In the copy, include every entry exactly but none of the images.

***** RAW DATA

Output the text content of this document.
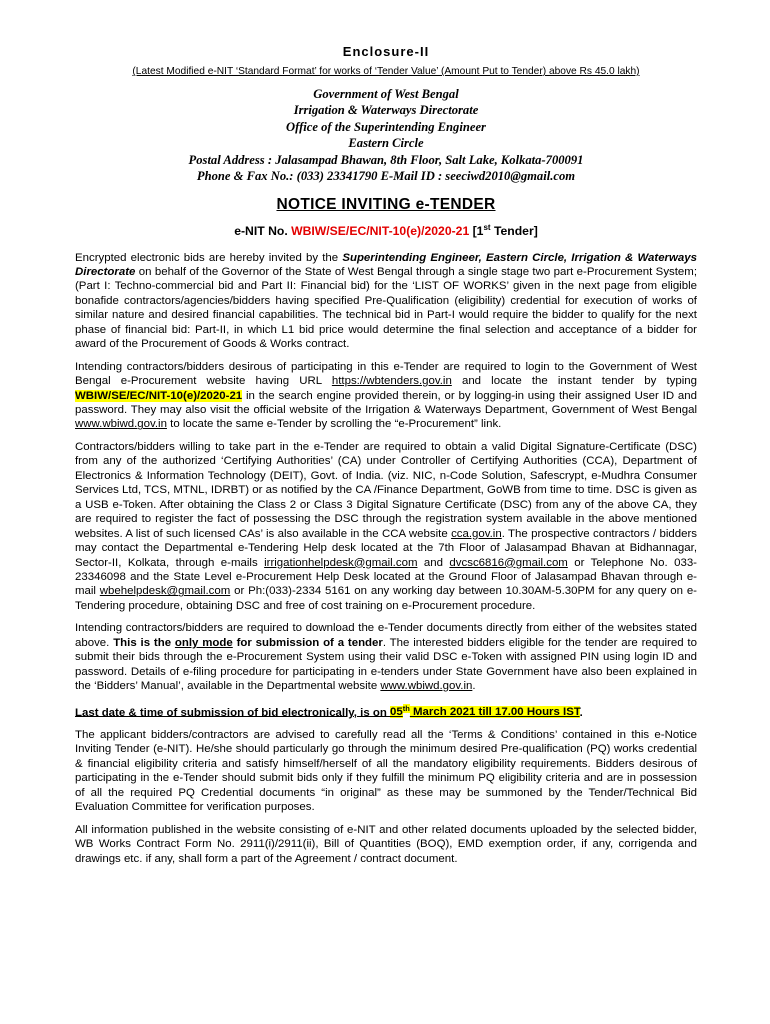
Enclosure-II
(Latest Modified e-NIT ‘Standard Format’ for works of ‘Tender Value’ (Amount Put to Tender) above Rs 45.0 lakh)
Government of West Bengal
Irrigation & Waterways Directorate
Office of the Superintending Engineer
Eastern Circle
Postal Address : Jalasampad Bhawan, 8th Floor, Salt Lake, Kolkata-700091
Phone & Fax No.: (033) 23341790 E-Mail ID : seeciwd2010@gmail.com
NOTICE INVITING e-TENDER
e-NIT No. WBIW/SE/EC/NIT-10(e)/2020-21 [1st Tender]

Encrypted electronic bids are hereby invited by the Superintending Engineer, Eastern Circle, Irrigation & Waterways Directorate on behalf of the Governor of the State of West Bengal through a single stage two part e-Procurement System; (Part I: Techno-commercial bid and Part II: Financial bid) for the ‘LIST OF WORKS’ given in the next page from eligible bonafide contractors/agencies/bidders having specified Pre-Qualification (eligibility) credential for execution of works of similar nature and desired financial capabilities. The technical bid in Part-I would require the bidder to qualify for the next phase of financial bid: Part-II, in which L1 bid price would determine the final selection and acceptance of a bidder for award of the Procurement of Goods & Works contract.

Intending contractors/bidders desirous of participating in this e-Tender are required to login to the Government of West Bengal e-Procurement website having URL https://wbtenders.gov.in and locate the instant tender by typing WBIW/SE/EC/NIT-10(e)/2020-21 in the search engine provided therein, or by logging-in using their assigned User ID and password. They may also visit the official website of the Irrigation & Waterways Department, Government of West Bengal www.wbiwd.gov.in to locate the same e-Tender by scrolling the “e-Procurement” link.

Contractors/bidders willing to take part in the e-Tender are required to obtain a valid Digital Signature-Certificate (DSC) from any of the authorized ‘Certifying Authorities’ (CA) under Controller of Certifying Authorities (CCA), Department of Electronics & Information Technology (DEIT), Govt. of India. (viz. NIC, n-Code Solution, Safescrypt, e-Mudhra Consumer Services Ltd, TCS, MTNL, IDRBT) or as notified by the CA /Finance Department, GoWB from time to time. DSC is given as a USB e-Token. After obtaining the Class 2 or Class 3 Digital Signature Certificate (DSC) from any of the above CA, they are required to register the fact of possessing the DSC through the registration system available in the above mentioned websites. A list of such licensed CAs’ is also available in the CCA website cca.gov.in. The prospective contractors / bidders may contact the Departmental e-Tendering Help desk located at the 7th Floor of Jalasampad Bhavan at Bidhannagar, Sector-II, Kolkata, through e-mails irrigationhelpdesk@gmail.com and dvcsc6816@gmail.com or Telephone No. 033-23346098 and the State Level e-Procurement Help Desk located at the Ground Floor of Jalasampad Bhavan through e-mail wbehelpdesk@gmail.com or Ph:(033)-2334 5161 on any working day between 10.30AM-5.30PM for any query on e-Tendering procedure, obtaining DSC and free of cost training on e-Procurement procedure.

Intending contractors/bidders are required to download the e-Tender documents directly from either of the websites stated above. This is the only mode for submission of a tender. The interested bidders eligible for the tender are required to submit their bids through the e-Procurement System using their valid DSC e-Token with assigned PIN using login ID and password. Details of e-filing procedure for participating in e-tenders under State Government have also been explained in the ‘Bidders’ Manual’, available in the Departmental website www.wbiwd.gov.in.

Last date & time of submission of bid electronically, is on 05th March 2021 till 17.00 Hours IST.

The applicant bidders/contractors are advised to carefully read all the ‘Terms & Conditions’ contained in this e-Notice Inviting Tender (e-NIT). He/she should particularly go through the minimum desired Pre-qualification (PQ) works credential & financial eligibility criteria and satisfy himself/herself of all the mandatory eligibility requirements. Bidders desirous of participating in the e-Tender should submit bids only if they fulfill the minimum PQ eligibility criteria and are in possession of all the required PQ Credential documents “in original” as these may be summoned by the Tender/Technical Bid Evaluation Committee for verification purposes.

All information published in the website consisting of e-NIT and other related documents uploaded by the selected bidder, WB Works Contract Form No. 2911(i)/2911(ii), Bill of Quantities (BOQ), EMD exemption order, if any, corrigenda and drawings etc. if any, shall form a part of the Agreement / contract document.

**********

#### EXERCISE OUTPUT:
Output the text content of this document.
Enclosure-II
(Latest Modified e-NIT ‘Standard Format’ for works of ‘Tender Value’ (Amount Put to Tender) above Rs 45.0 lakh)
Government of West Bengal
Irrigation & Waterways Directorate
Office of the Superintending Engineer
Eastern Circle
Postal Address : Jalasampad Bhawan, 8th Floor, Salt Lake, Kolkata-700091
Phone & Fax No.: (033) 23341790 E-Mail ID : seeciwd2010@gmail.com
NOTICE INVITING e-TENDER
e-NIT No. WBIW/SE/EC/NIT-10(e)/2020-21 [1st Tender]

Encrypted electronic bids are hereby invited by the Superintending Engineer, Eastern Circle, Irrigation & Waterways Directorate on behalf of the Governor of the State of West Bengal through a single stage two part e-Procurement System; (Part I: Techno-commercial bid and Part II: Financial bid) for the ‘LIST OF WORKS’ given in the next page from eligible bonafide contractors/agencies/bidders having specified Pre-Qualification (eligibility) credential for execution of works of similar nature and desired financial capabilities. The technical bid in Part-I would require the bidder to qualify for the next phase of financial bid: Part-II, in which L1 bid price would determine the final selection and acceptance of a bidder for award of the Procurement of Goods & Works contract.

Intending contractors/bidders desirous of participating in this e-Tender are required to login to the Government of West Bengal e-Procurement website having URL https://wbtenders.gov.in and locate the instant tender by typing WBIW/SE/EC/NIT-10(e)/2020-21 in the search engine provided therein, or by logging-in using their assigned User ID and password. They may also visit the official website of the Irrigation & Waterways Department, Government of West Bengal www.wbiwd.gov.in to locate the same e-Tender by scrolling the “e-Procurement” link.

Contractors/bidders willing to take part in the e-Tender are required to obtain a valid Digital Signature-Certificate (DSC) from any of the authorized ‘Certifying Authorities’ (CA) under Controller of Certifying Authorities (CCA), Department of Electronics & Information Technology (DEIT), Govt. of India. (viz. NIC, n-Code Solution, Safescrypt, e-Mudhra Consumer Services Ltd, TCS, MTNL, IDRBT) or as notified by the CA /Finance Department, GoWB from time to time. DSC is given as a USB e-Token. After obtaining the Class 2 or Class 3 Digital Signature Certificate (DSC) from any of the above CA, they are required to register the fact of possessing the DSC through the registration system available in the above mentioned websites. A list of such licensed CAs’ is also available in the CCA website cca.gov.in. The prospective contractors / bidders may contact the Departmental e-Tendering Help desk located at the 7th Floor of Jalasampad Bhavan at Bidhannagar, Sector-II, Kolkata, through e-mails irrigationhelpdesk@gmail.com and dvcsc6816@gmail.com or Telephone No. 033-23346098 and the State Level e-Procurement Help Desk located at the Ground Floor of Jalasampad Bhavan through e-mail wbehelpdesk@gmail.com or Ph:(033)-2334 5161 on any working day between 10.30AM-5.30PM for any query on e-Tendering procedure, obtaining DSC and free of cost training on e-Procurement procedure.

Intending contractors/bidders are required to download the e-Tender documents directly from either of the websites stated above. This is the only mode for submission of a tender. The interested bidders eligible for the tender are required to submit their bids through the e-Procurement System using their valid DSC e-Token with assigned PIN using login ID and password. Details of e-filing procedure for participating in e-tenders under State Government have also been explained in the ‘Bidders’ Manual’, available in the Departmental website www.wbiwd.gov.in.

Last date & time of submission of bid electronically, is on 05th March 2021 till 17.00 Hours IST.

The applicant bidders/contractors are advised to carefully read all the ‘Terms & Conditions’ contained in this e-Notice Inviting Tender (e-NIT). He/she should particularly go through the minimum desired Pre-qualification (PQ) works credential & financial eligibility criteria and satisfy himself/herself of all the mandatory eligibility requirements. Bidders desirous of participating in the e-Tender should submit bids only if they fulfill the minimum PQ eligibility criteria and are in possession of all the required PQ Credential documents “in original” as these may be summoned by the Tender/Technical Bid Evaluation Committee for verification purposes.

All information published in the website consisting of e-NIT and other related documents uploaded by the selected bidder, WB Works Contract Form No. 2911(i)/2911(ii), Bill of Quantities (BOQ), EMD exemption order, if any, corrigenda and drawings etc. if any, shall form a part of the Agreement / contract document.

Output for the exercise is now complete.